What you return should match every record exactly, with the images removed.

━━━━━ DATA SUPPLIED ━━━━━

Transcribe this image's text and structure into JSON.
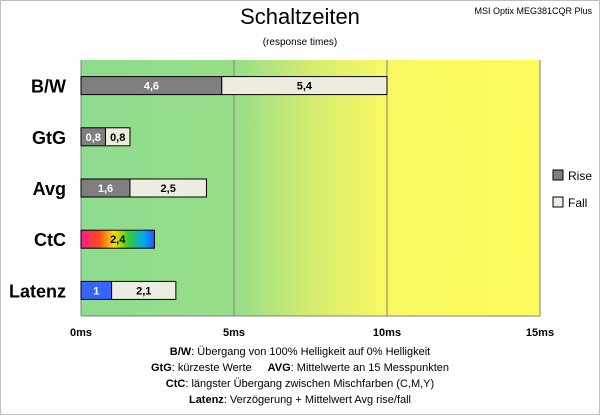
{
  "header": {
    "model": "MSI Optix MEG381CQR Plus"
  },
  "chart_data": {
    "type": "bar",
    "stacked": true,
    "orientation": "horizontal",
    "title": "Schaltzeiten",
    "subtitle": "(response times)",
    "xlim": [
      0,
      15
    ],
    "x_ticks": [
      "0ms",
      "5ms",
      "10ms",
      "15ms"
    ],
    "categories": [
      "B/W",
      "GtG",
      "Avg",
      "CtC",
      "Latenz"
    ],
    "series": [
      {
        "name": "Rise",
        "color": "#7f7f7f",
        "values": [
          4.6,
          0.8,
          1.6,
          null,
          null
        ]
      },
      {
        "name": "Fall",
        "color": "#eeece1",
        "values": [
          5.4,
          0.8,
          2.5,
          null,
          2.1
        ]
      }
    ],
    "special_bars": [
      {
        "category": "CtC",
        "value": 2.4,
        "label": "2,4",
        "fill": "rainbow"
      },
      {
        "category": "Latenz",
        "value": 1,
        "label": "1",
        "fill": "#3366ff"
      }
    ],
    "value_labels": [
      [
        "4,6",
        "5,4"
      ],
      [
        "0,8",
        "0,8"
      ],
      [
        "1,6",
        "2,5"
      ],
      [
        null,
        null
      ],
      [
        null,
        "2,1"
      ]
    ],
    "background_zones": "green (0-5ms) to yellow (10-15ms)",
    "grid": true,
    "legend_position": "right"
  },
  "notes": [
    {
      "key": "B/W",
      "text": ":  Übergang von 100% Helligkeit auf 0% Helligkeit"
    },
    {
      "key": "GtG",
      "text": ": kürzeste  Werte",
      "key2": "AVG",
      "text2": ": Mittelwerte  an 15 Messpunkten"
    },
    {
      "key": "CtC",
      "text": ": längster Übergang  zwischen Mischfarben  (C,M,Y)"
    },
    {
      "key": "Latenz",
      "text": ": Verzögerung  + Mittelwert  Avg rise/fall"
    }
  ]
}
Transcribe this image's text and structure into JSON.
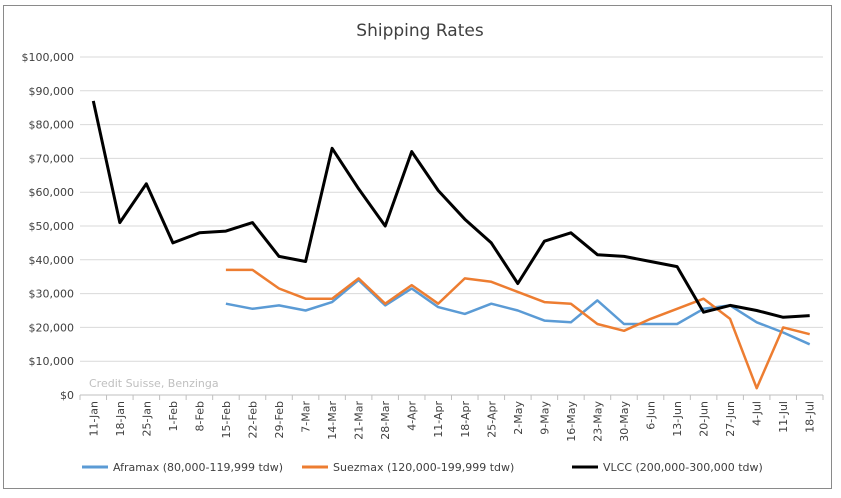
{
  "chart_data": {
    "type": "line",
    "title": "Shipping Rates",
    "source_note": "Credit Suisse, Benzinga",
    "xlabel": "",
    "ylabel": "",
    "ylim": [
      0,
      100000
    ],
    "yticks": [
      "$0",
      "$10,000",
      "$20,000",
      "$30,000",
      "$40,000",
      "$50,000",
      "$60,000",
      "$70,000",
      "$80,000",
      "$90,000",
      "$100,000"
    ],
    "grid": true,
    "legend": "bottom",
    "categories": [
      "11-Jan",
      "18-Jan",
      "25-Jan",
      "1-Feb",
      "8-Feb",
      "15-Feb",
      "22-Feb",
      "29-Feb",
      "7-Mar",
      "14-Mar",
      "21-Mar",
      "28-Mar",
      "4-Apr",
      "11-Apr",
      "18-Apr",
      "25-Apr",
      "2-May",
      "9-May",
      "16-May",
      "23-May",
      "30-May",
      "6-Jun",
      "13-Jun",
      "20-Jun",
      "27-Jun",
      "4-Jul",
      "11-Jul",
      "18-Jul"
    ],
    "series": [
      {
        "name": "Aframax (80,000-119,999 tdw)",
        "color": "#5b9bd5",
        "values": [
          null,
          null,
          null,
          null,
          null,
          27000,
          25500,
          26500,
          25000,
          27500,
          34000,
          26500,
          31500,
          26000,
          24000,
          27000,
          25000,
          22000,
          21500,
          28000,
          21000,
          21000,
          21000,
          25500,
          26500,
          21500,
          18500,
          15000
        ]
      },
      {
        "name": "Suezmax (120,000-199,999 tdw)",
        "color": "#ed7d31",
        "values": [
          null,
          null,
          null,
          null,
          null,
          37000,
          37000,
          31500,
          28500,
          28500,
          34500,
          27000,
          32500,
          27000,
          34500,
          33500,
          30500,
          27500,
          27000,
          21000,
          19000,
          22500,
          25500,
          28500,
          22500,
          2000,
          20000,
          18000
        ]
      },
      {
        "name": "VLCC (200,000-300,000 tdw)",
        "color": "#000000",
        "values": [
          87000,
          51000,
          62500,
          45000,
          48000,
          48500,
          51000,
          41000,
          39500,
          73000,
          61000,
          50000,
          72000,
          60500,
          52000,
          45000,
          33000,
          45500,
          48000,
          41500,
          41000,
          39500,
          38000,
          24500,
          26500,
          25000,
          23000,
          23500
        ]
      }
    ]
  }
}
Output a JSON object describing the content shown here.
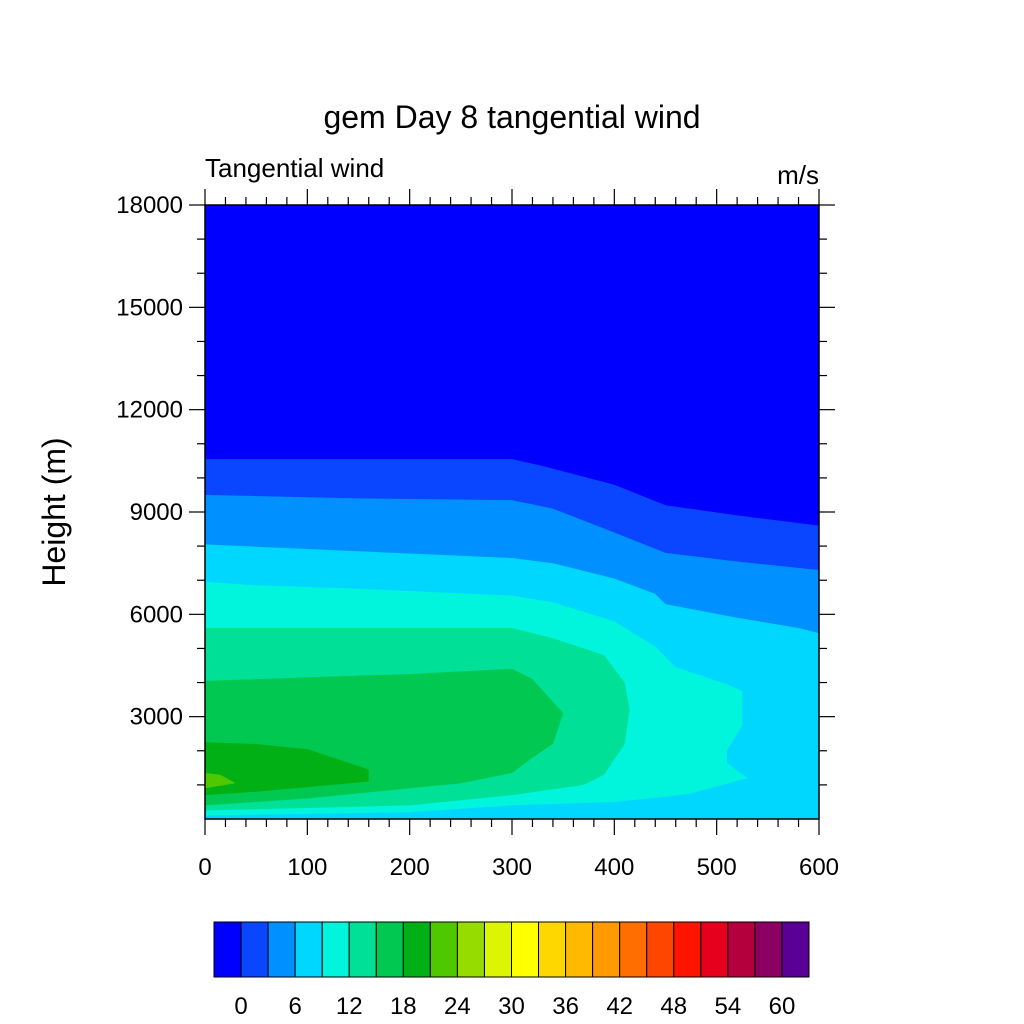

━━━━━

ANSWER BELOW:
Transcribe this image's text and structure into JSON.
{
  "header": {
    "model": "MSI Optix MEG381CQR Plus"
  },
  "chart_data": {
    "type": "bar",
    "stacked": true,
    "orientation": "horizontal",
    "title": "Schaltzeiten",
    "subtitle": "(response times)",
    "xlim": [
      0,
      15
    ],
    "x_ticks": [
      "0ms",
      "5ms",
      "10ms",
      "15ms"
    ],
    "categories": [
      "B/W",
      "GtG",
      "Avg",
      "CtC",
      "Latenz"
    ],
    "series": [
      {
        "name": "Rise",
        "color": "#7f7f7f",
        "values": [
          4.6,
          0.8,
          1.6,
          null,
          null
        ]
      },
      {
        "name": "Fall",
        "color": "#eeece1",
        "values": [
          5.4,
          0.8,
          2.5,
          null,
          2.1
        ]
      }
    ],
    "special_bars": [
      {
        "category": "CtC",
        "value": 2.4,
        "label": "2,4",
        "fill": "rainbow"
      },
      {
        "category": "Latenz",
        "value": 1,
        "label": "1",
        "fill": "#3366ff"
      }
    ],
    "value_labels": [
      [
        "4,6",
        "5,4"
      ],
      [
        "0,8",
        "0,8"
      ],
      [
        "1,6",
        "2,5"
      ],
      [
        null,
        null
      ],
      [
        null,
        "2,1"
      ]
    ],
    "background_zones": "green (0-5ms) to yellow (10-15ms)",
    "grid": true,
    "legend_position": "right"
  },
  "notes": [
    {
      "key": "B/W",
      "text": ":  Übergang von 100% Helligkeit auf 0% Helligkeit"
    },
    {
      "key": "GtG",
      "text": ": kürzeste  Werte",
      "key2": "AVG",
      "text2": ": Mittelwerte  an 15 Messpunkten"
    },
    {
      "key": "CtC",
      "text": ": längster Übergang  zwischen Mischfarben  (C,M,Y)"
    },
    {
      "key": "Latenz",
      "text": ": Verzögerung  + Mittelwert  Avg rise/fall"
    }
  ]
}
Transcribe this image's text and structure into JSON.
{
  "chart_data": {
    "type": "line",
    "title": "Shipping Rates",
    "source_note": "Credit Suisse, Benzinga",
    "xlabel": "",
    "ylabel": "",
    "ylim": [
      0,
      100000
    ],
    "yticks": [
      "$0",
      "$10,000",
      "$20,000",
      "$30,000",
      "$40,000",
      "$50,000",
      "$60,000",
      "$70,000",
      "$80,000",
      "$90,000",
      "$100,000"
    ],
    "grid": true,
    "legend": "bottom",
    "categories": [
      "11-Jan",
      "18-Jan",
      "25-Jan",
      "1-Feb",
      "8-Feb",
      "15-Feb",
      "22-Feb",
      "29-Feb",
      "7-Mar",
      "14-Mar",
      "21-Mar",
      "28-Mar",
      "4-Apr",
      "11-Apr",
      "18-Apr",
      "25-Apr",
      "2-May",
      "9-May",
      "16-May",
      "23-May",
      "30-May",
      "6-Jun",
      "13-Jun",
      "20-Jun",
      "27-Jun",
      "4-Jul",
      "11-Jul",
      "18-Jul"
    ],
    "series": [
      {
        "name": "Aframax (80,000-119,999 tdw)",
        "color": "#5b9bd5",
        "values": [
          null,
          null,
          null,
          null,
          null,
          27000,
          25500,
          26500,
          25000,
          27500,
          34000,
          26500,
          31500,
          26000,
          24000,
          27000,
          25000,
          22000,
          21500,
          28000,
          21000,
          21000,
          21000,
          25500,
          26500,
          21500,
          18500,
          15000
        ]
      },
      {
        "name": "Suezmax (120,000-199,999 tdw)",
        "color": "#ed7d31",
        "values": [
          null,
          null,
          null,
          null,
          null,
          37000,
          37000,
          31500,
          28500,
          28500,
          34500,
          27000,
          32500,
          27000,
          34500,
          33500,
          30500,
          27500,
          27000,
          21000,
          19000,
          22500,
          25500,
          28500,
          22500,
          2000,
          20000,
          18000
        ]
      },
      {
        "name": "VLCC (200,000-300,000 tdw)",
        "color": "#000000",
        "values": [
          87000,
          51000,
          62500,
          45000,
          48000,
          48500,
          51000,
          41000,
          39500,
          73000,
          61000,
          50000,
          72000,
          60500,
          52000,
          45000,
          33000,
          45500,
          48000,
          41500,
          41000,
          39500,
          38000,
          24500,
          26500,
          25000,
          23000,
          23500
        ]
      }
    ]
  }
}
Output a JSON object describing the content shown here.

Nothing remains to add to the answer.